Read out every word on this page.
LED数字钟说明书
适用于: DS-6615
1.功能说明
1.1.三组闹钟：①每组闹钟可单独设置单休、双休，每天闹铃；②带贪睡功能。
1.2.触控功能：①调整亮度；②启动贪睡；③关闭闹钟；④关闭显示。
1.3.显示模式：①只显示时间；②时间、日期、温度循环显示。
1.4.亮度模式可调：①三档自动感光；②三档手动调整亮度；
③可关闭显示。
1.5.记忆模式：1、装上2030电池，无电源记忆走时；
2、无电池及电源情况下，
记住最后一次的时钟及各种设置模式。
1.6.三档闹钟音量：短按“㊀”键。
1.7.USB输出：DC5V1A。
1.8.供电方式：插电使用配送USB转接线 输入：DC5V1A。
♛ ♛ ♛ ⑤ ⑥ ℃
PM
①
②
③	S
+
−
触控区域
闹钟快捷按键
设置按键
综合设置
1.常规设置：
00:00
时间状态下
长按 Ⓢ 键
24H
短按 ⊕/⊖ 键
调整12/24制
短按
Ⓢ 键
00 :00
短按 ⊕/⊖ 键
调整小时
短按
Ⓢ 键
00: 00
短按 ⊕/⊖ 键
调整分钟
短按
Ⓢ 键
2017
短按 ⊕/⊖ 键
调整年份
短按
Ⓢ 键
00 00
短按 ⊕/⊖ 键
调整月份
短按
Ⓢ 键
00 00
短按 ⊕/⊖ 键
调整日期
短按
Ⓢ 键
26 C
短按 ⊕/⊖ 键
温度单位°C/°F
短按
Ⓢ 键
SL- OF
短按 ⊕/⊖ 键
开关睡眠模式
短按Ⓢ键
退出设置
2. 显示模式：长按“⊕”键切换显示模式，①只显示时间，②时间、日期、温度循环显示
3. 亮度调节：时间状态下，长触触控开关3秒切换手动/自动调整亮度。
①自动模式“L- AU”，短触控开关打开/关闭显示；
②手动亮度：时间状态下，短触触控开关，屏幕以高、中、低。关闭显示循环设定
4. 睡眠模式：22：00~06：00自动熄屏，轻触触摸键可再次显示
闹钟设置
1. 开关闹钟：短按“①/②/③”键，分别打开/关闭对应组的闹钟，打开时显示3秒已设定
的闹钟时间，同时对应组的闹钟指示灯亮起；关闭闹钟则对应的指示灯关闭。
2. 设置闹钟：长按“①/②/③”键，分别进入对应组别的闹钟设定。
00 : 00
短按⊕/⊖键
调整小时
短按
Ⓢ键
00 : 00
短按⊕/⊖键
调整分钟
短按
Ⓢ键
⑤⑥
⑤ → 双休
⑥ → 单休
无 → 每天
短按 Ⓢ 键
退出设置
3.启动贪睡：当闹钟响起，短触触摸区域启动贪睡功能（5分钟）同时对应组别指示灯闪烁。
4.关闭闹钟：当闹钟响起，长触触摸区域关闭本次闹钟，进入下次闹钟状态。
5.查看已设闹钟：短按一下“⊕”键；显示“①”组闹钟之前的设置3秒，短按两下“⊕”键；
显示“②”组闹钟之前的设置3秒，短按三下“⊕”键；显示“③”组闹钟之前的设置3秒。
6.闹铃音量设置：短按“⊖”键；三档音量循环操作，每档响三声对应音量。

+ + + +

Transcribe the whole listing with nothing added or left out.

Read out every word on this page.
LED数字钟说明书
适用于: DS-6615
1.功能说明
1.1.三组闹钟：①每组闹钟可单独设置单休、双休，每天闹铃；②带贪睡功能。
1.2.触控功能：①调整亮度；②启动贪睡；③关闭闹钟；④关闭显示。
1.3.显示模式：①只显示时间；②时间、日期、温度循环显示。
1.4.亮度模式可调：①三档自动感光；②三档手动调整亮度；
③可关闭显示。
1.5.记忆模式：1、装上2030电池，无电源记忆走时；
2、无电池及电源情况下，
记住最后一次的时钟及各种设置模式。
1.6.三档闹钟音量：短按“㊀”键。
1.7.USB输出：DC5V1A。
1.8.供电方式：插电使用配送USB转接线 输入：DC5V1A。
♛ ♛ ♛ ⑤ ⑥ ℃
PM
①
②
③	S
+
−
触控区域
闹钟快捷按键
设置按键
综合设置
1.常规设置：
00:00
时间状态下
长按 Ⓢ 键
24H
短按 ⊕/⊖ 键
调整12/24制
短按
Ⓢ 键
00 :00
短按 ⊕/⊖ 键
调整小时
短按
Ⓢ 键
00: 00
短按 ⊕/⊖ 键
调整分钟
短按
Ⓢ 键
2017
短按 ⊕/⊖ 键
调整年份
短按
Ⓢ 键
00 00
短按 ⊕/⊖ 键
调整月份
短按
Ⓢ 键
00 00
短按 ⊕/⊖ 键
调整日期
短按
Ⓢ 键
26 C
短按 ⊕/⊖ 键
温度单位°C/°F
短按
Ⓢ 键
SL- OF
短按 ⊕/⊖ 键
开关睡眠模式
短按Ⓢ键
退出设置
2. 显示模式：长按“⊕”键切换显示模式，①只显示时间，②时间、日期、温度循环显示
3. 亮度调节：时间状态下，长触触控开关3秒切换手动/自动调整亮度。
①自动模式“L- AU”，短触控开关打开/关闭显示；
②手动亮度：时间状态下，短触触控开关，屏幕以高、中、低。关闭显示循环设定
4. 睡眠模式：22：00~06：00自动熄屏，轻触触摸键可再次显示
闹钟设置
1. 开关闹钟：短按“①/②/③”键，分别打开/关闭对应组的闹钟，打开时显示3秒已设定
的闹钟时间，同时对应组的闹钟指示灯亮起；关闭闹钟则对应的指示灯关闭。
2. 设置闹钟：长按“①/②/③”键，分别进入对应组别的闹钟设定。
00 : 00
短按⊕/⊖键
调整小时
短按
Ⓢ键
00 : 00
短按⊕/⊖键
调整分钟
短按
Ⓢ键
⑤⑥
⑤ → 双休
⑥ → 单休
无 → 每天
短按 Ⓢ 键
退出设置
3.启动贪睡：当闹钟响起，短触触摸区域启动贪睡功能（5分钟）同时对应组别指示灯闪烁。
4.关闭闹钟：当闹钟响起，长触触摸区域关闭本次闹钟，进入下次闹钟状态。
5.查看已设闹钟：短按一下“⊕”键；显示“①”组闹钟之前的设置3秒，短按两下“⊕”键；
显示“②”组闹钟之前的设置3秒，短按三下“⊕”键；显示“③”组闹钟之前的设置3秒。
6.闹铃音量设置：短按“⊖”键；三档音量循环操作，每档响三声对应音量。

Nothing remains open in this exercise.